----- TESTO FORNITO -----
Con un po’ di curiosità mi reco a questo live, ben sapendo come il Cave solista rappresenti un’eccezione rispetto alle consuete performance.
Questa non è una novità assoluta, in quanto Cave, in passato, si prese già qualche “libera uscita” dai Bad Seeds, e proprio Mantova fu una delle mete toccate dall’australiano, quando si cimentò, anni indietro, con il solo piano ad accompagnare la sua cavernosa baritonale voce.
Si tratta, come è facile intuire, di interpretazioni profonde e scarne, ed è Cave a specificare il piacere di presentarle nella stessa maniera in cui le canzoni vennero proposte per la prima volta ai Bad Seeds.
È “Girl in amber” che ha il compito di aprire un concerto in cui il molto spazio è dedicato al dialogo con il pubblico.
È un Cave sereno come mai mi era capitato di osservare. Re inchiostro ne ha attraversate di ogni nella sua vita e, per ogni fase della sua non comune esistenza, si realizzavano show che rispecchiavano quel momento particolare. Dal tormento tossico degli anni ’80, alla ribellione, alla redenzione, fino ad arrivare alla rappresentazione del dolore per la morte dei figli. Adesso Cave sembra un uomo sereno e in pace, a cui piace fare musica, aggiungendoci molta autoironia. Qui, infatti, si prende in giro parlando di alcune canzoni dalla lunghezza oceanica o, ancora, scherza dicendo che la canzone successiva sarà molto Nick Cave, ovvero molto triste (“Jesus of the moon”).
Dopo l’ironia e le parole al pubblico, torna al suo amato pianoforte, cambiando immediatamente mood, per ritornare all’intensità delle canzoni. Il caso più eclatante è “I need you” (da “Skeleton tree”) in cui lo schermo di Piazza Sordello inquadra un primo piano dell’artista visibilmente commosso (e sì, lo zoom della macchina fotografica ci fa vedere qualcosa di più che occhi lucidi).
Quando parte “Papa won't leave you Henry” ascoltiamo non solo uno dei pezzi più belli di “Henry’s dream”, ma anche uno dei più coraggiosi se pensiamo alla dimensione acustica/intimistica di stasera. Ricordo un vecchio concerto a Torino in cui lo spettacolo venne aperto da questo brano, con un Cave indiavolato a gettare l’asta del microfono dietro il palco e dimenandosi come se non ci fosse un domani. Ebbene, rileggere il brano di apertura dell’album del 1992 in chiava raccolta è sicuramente una scommessa (se poi è una scommessa totalmente vinta, lascio a voi la sentenza definitiva).
Non si dimentica delle persone che fanno parte del suo universo. Dedica canzoni alla moglie Susie Bick (presente in platea), fa accenni in più occasioni ai Bad Seeds e gratifica il compito sul palco di Colin Greenwood, attento, essenziale, ma fondamentale per la riuscita del concerto.
----- RECORD MEMORIZZATI -----
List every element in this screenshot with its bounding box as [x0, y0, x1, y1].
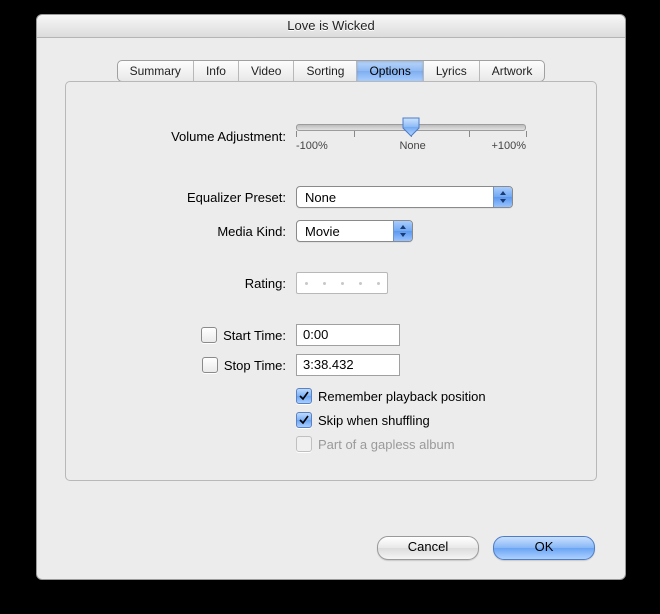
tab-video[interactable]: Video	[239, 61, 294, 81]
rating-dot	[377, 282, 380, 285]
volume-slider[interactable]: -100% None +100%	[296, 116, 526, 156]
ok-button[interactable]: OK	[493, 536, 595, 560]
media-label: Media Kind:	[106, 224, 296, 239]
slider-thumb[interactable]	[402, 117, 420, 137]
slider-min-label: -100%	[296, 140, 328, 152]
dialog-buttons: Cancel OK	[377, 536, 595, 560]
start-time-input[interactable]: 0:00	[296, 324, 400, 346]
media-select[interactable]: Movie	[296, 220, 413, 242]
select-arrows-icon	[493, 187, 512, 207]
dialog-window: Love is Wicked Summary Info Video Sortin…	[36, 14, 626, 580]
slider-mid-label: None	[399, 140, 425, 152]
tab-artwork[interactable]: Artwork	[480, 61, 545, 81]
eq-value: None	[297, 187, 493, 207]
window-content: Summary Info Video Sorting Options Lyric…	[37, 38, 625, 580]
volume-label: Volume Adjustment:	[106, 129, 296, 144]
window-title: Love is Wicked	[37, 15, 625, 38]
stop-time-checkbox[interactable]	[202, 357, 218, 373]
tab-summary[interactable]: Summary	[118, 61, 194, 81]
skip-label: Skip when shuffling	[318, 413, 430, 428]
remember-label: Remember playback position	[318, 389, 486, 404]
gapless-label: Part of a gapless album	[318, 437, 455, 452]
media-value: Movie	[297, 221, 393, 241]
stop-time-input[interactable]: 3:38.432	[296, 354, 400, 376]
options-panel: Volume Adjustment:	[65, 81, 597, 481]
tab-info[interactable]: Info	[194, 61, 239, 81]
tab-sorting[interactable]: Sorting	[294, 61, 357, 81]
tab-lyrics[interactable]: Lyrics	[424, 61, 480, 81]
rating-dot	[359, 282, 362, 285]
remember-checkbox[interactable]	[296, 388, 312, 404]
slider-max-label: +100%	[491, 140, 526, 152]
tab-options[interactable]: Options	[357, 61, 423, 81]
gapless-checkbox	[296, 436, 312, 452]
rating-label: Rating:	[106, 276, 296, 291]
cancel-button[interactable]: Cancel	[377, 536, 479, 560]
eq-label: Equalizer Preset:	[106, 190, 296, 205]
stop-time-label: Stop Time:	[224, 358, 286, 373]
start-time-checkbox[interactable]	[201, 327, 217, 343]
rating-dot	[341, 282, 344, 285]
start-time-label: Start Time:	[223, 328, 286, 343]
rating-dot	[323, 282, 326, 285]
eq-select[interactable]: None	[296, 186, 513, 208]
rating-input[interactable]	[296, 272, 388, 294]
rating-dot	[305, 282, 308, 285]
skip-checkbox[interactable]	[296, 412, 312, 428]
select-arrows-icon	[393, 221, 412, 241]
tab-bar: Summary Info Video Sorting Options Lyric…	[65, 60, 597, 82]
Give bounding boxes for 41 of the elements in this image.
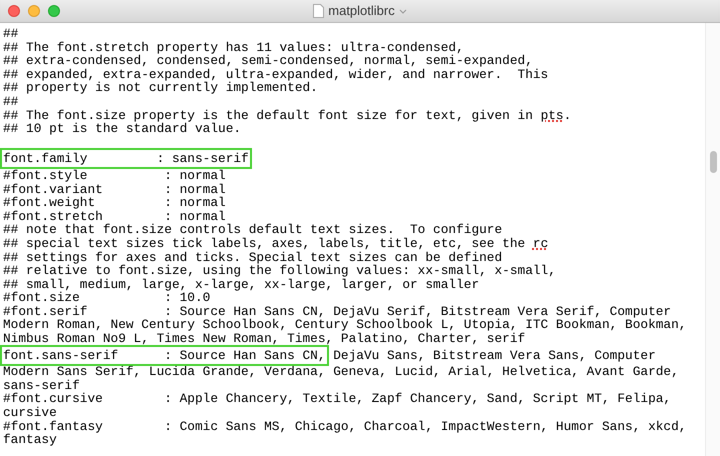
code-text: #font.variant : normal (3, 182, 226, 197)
-----
__DESCRIZIONE DEL PROBLEMA__.
Nella recensione del concerto, individua tutti i titoli di canzoni citati, escludendo quelli degli album, e riportali nell'ordine in cui compaiono. I record non servono per svolgere l'esercizio.

__SOLUZIONE PROPOSTA__.
1. "Girl in amber"
2. "Jesus of the moon"
3. "I need you"
4. "Papa won't leave you Henry"